● **Work request 1**:
State whether each statement below agrees with the charm release notes. Answer yes or no for each, and quote the deciding words of the text exactly.
(a) The sync-compute-availability-zones action removes hypervisors from existing host aggregates.
(b) The sync-compute-availability-zones action is supported on OpenStack Stein and newer.
(c) Manila is OpenStack's shared filesystem service.
● **Work request 2**:
List every charm that the charm release notes name as currently supporting the deferred service events feature.
● **Work request 3**:
Write the next part of the charm release notes, continuing from their final sentence.

● **Given passage**:
○ ○ ○

This new behaviour takes effect upon charm upgrade.

Denying service restarts and hook calls

The deferred service events feature can be enabled on a per-charm basis to avoid sudden service interruptions caused by maintenance and operational procedures applied to the cloud.

This feature is currently supported by the following charms:

  • neutron-gateway

  • neutron-openvswitch

  • ovn-central

  • ovn-chassis

  • ovn-dedicated-chassis

  • rabbitmq-server

See the Deferred service events page in the OpenStack Charms Deployment Guide for more information.

nova-cloud-controller charm: sync compute availability zones

The nova-cloud-controller charm has a new action: sync-compute-availability-zones.

This new action will configure host aggregates in Nova with availability zones of related nova-compute units. This action will add hypervisors to the appropriate host aggregate but will not remove hypervisors from existing host aggregates. The hypervisors are placed into the appropriate availability zone as determined by the nova-compute charm. See Availability Zones in the nova-compute charm README for more information on configuring availability zones for compute services.

This action is supported on OpenStack Stein and newer.

New tech-preview charms

Magnum charms

Two new tech-preview charms are now available for the deployment of OpenStack Magnum:

Magnum deploys Container Orchestration Engines (COE) such as Kubernetes, Docker Swarm, and Apache Mesos onto OpenStack instances.

Manila charms

Two new tech-preview charms are added to the current list of Manila charms:

Manila is OpenStack’s shared filesystem service.

○ ○ ○

● **Information supplied**:
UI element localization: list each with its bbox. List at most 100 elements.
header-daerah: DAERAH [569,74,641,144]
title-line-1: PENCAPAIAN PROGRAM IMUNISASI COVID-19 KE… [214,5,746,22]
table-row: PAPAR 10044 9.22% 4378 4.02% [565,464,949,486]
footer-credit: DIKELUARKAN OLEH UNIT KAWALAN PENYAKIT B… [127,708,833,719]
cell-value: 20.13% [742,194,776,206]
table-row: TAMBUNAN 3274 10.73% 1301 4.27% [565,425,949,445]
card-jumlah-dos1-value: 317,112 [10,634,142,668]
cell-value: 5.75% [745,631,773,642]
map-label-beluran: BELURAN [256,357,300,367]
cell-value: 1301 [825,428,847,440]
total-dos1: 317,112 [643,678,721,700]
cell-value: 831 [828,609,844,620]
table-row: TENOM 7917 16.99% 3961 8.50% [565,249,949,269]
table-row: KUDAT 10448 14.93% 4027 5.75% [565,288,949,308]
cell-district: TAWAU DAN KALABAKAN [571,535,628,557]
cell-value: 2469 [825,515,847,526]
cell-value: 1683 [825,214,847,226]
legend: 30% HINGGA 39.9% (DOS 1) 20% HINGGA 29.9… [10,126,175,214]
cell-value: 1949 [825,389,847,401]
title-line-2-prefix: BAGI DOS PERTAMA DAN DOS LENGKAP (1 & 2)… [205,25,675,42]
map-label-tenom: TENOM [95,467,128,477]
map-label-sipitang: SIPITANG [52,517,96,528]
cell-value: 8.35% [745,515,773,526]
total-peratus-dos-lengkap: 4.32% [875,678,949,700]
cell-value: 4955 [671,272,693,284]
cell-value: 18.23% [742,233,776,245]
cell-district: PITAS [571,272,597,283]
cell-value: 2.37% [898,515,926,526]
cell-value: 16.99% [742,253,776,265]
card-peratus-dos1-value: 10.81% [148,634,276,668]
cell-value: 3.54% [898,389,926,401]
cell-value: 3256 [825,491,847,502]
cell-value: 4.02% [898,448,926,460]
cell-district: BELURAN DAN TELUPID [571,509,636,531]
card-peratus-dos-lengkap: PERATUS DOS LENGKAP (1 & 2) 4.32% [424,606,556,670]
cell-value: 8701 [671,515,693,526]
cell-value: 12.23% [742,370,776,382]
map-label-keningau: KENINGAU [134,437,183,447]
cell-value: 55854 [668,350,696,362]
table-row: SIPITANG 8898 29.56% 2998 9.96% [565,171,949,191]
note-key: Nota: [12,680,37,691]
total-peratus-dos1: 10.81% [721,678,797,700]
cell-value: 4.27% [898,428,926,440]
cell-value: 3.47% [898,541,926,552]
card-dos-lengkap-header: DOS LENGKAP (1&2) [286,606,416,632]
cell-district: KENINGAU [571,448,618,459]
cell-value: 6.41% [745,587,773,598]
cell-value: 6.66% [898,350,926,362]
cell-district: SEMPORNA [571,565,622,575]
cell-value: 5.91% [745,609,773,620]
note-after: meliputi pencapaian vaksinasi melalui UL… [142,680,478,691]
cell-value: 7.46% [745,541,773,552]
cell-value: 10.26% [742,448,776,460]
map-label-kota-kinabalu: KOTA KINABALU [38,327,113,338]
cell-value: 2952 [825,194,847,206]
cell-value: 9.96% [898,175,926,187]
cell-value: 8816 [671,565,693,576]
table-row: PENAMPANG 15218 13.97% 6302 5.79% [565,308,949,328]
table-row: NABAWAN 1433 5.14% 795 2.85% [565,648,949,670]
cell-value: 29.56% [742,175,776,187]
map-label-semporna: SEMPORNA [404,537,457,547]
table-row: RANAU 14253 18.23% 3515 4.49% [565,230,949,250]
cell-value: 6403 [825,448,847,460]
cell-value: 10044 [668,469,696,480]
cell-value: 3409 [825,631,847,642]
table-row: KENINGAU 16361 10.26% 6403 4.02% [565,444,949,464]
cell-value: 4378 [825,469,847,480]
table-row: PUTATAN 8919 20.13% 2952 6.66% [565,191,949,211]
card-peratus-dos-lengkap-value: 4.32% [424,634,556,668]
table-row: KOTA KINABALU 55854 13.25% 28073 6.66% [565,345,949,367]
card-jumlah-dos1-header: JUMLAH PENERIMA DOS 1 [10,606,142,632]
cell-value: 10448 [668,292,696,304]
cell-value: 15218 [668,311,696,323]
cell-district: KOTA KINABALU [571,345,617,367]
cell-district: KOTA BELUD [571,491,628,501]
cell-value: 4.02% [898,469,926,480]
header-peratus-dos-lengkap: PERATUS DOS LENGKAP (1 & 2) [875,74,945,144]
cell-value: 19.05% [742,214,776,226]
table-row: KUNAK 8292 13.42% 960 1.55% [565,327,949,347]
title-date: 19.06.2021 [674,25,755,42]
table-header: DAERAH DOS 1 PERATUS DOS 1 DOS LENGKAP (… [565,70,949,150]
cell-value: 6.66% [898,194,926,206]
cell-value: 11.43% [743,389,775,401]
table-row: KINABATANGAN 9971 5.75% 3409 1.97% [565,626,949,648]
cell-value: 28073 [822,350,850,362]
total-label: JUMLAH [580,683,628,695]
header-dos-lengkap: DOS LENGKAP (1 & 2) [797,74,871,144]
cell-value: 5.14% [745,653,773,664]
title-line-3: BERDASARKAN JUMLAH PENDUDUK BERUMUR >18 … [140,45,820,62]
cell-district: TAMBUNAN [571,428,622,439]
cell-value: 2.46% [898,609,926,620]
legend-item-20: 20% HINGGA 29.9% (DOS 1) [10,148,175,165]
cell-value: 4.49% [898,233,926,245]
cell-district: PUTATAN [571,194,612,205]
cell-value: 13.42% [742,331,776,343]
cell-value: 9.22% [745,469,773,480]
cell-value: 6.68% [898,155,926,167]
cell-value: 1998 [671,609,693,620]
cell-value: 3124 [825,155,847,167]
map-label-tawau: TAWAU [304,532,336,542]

○ ○ ○

● **Task answer 1**:
(a) No: "This action will add hypervisors to the appropriate host aggregate but will not remove hypervisors from existing host aggregates."
(b) Yes: "This action is supported on OpenStack Stein and newer."
(c) Yes: "Manila is OpenStack’s shared filesystem service."

● **Task answer 2**:
- neutron-gateway
- neutron-openvswitch
- ovn-central
- ovn-chassis
- ovn-dedicated-chassis
- rabbitmq-server

● **Task answer 3**:
Informational notices

Trilio charms release cadence

The Trilio charms will no longer be released with the same cadence as the other OpenStack charms. Instead, they will be released shortly after releases of the Trilio code. For instance, Trilio 4.1 is due in February and the Trilio charms will be released shortly thereafter.

Deprecation notices

hacluster charm: option ‘stonith_enabled’

The stonith_enabled configuration option for the hacluster charm is deprecated and will be removed in the next release of the OpenStack Charms. Resource fencing (aka STONITH) is now always enabled for every node in the cluster. See bug LP #1881114 and What is STONITH? for more details.

Removed features

RabbitMQ Ceph relation

The ceph relation in the rabbitmq-server charm is deprecated and will be removed in the 21.04 charm release. The relation exists to support an obsolete method of RabbitMQ clustering which involved sharing queue data between the units using RBD volumes.

Runtime configuration of SR-IOV and acceleration

The Neutron Open vSwitch and OVN charms will no longer perform runtime configuration of SR-IOV Virtual Functions (VFs) or hardware acceleration.

Changes made to configuration options enable-hardware-offload, enable-sriov and sriov-numvfs must be followed by a reboot of any neutron-openvswitch or ovn-chassis units in order for the changes to take effect. This is true regardless of when the changes were made (i.e. at deploy-time or post-deploy).

This change of charm behaviour is necessary for two reasons:

  1. Changing the number of VFs on a running system breaks connectivity to any running virtual machines.

  2. For Hardware acceleration support there is a particular order in which components of the system must be set up for successful operation. Applying or changing the configuration at runtime would involve operations like removing and re-applying host network configuration, and could also lead to NIC firmware malfunction. As such, runtime application of configuration changes for the above mentioned configuration options falls outside the domain of what the charms can control.

Upgrading charms

Upgrading charms will making available new features and bug fixes. However, the latest stable charm revision should also be used prior to making any topological changes, application migrations, workload upgrades, or series upgrades. Bug reports should also be filed against the most recent revision.

Note that charm upgrades and OpenStack upgrades are functionally different. For instructions on performing the different upgrade types see Upgrades overview in the OpenStack Charms Deployment Guide.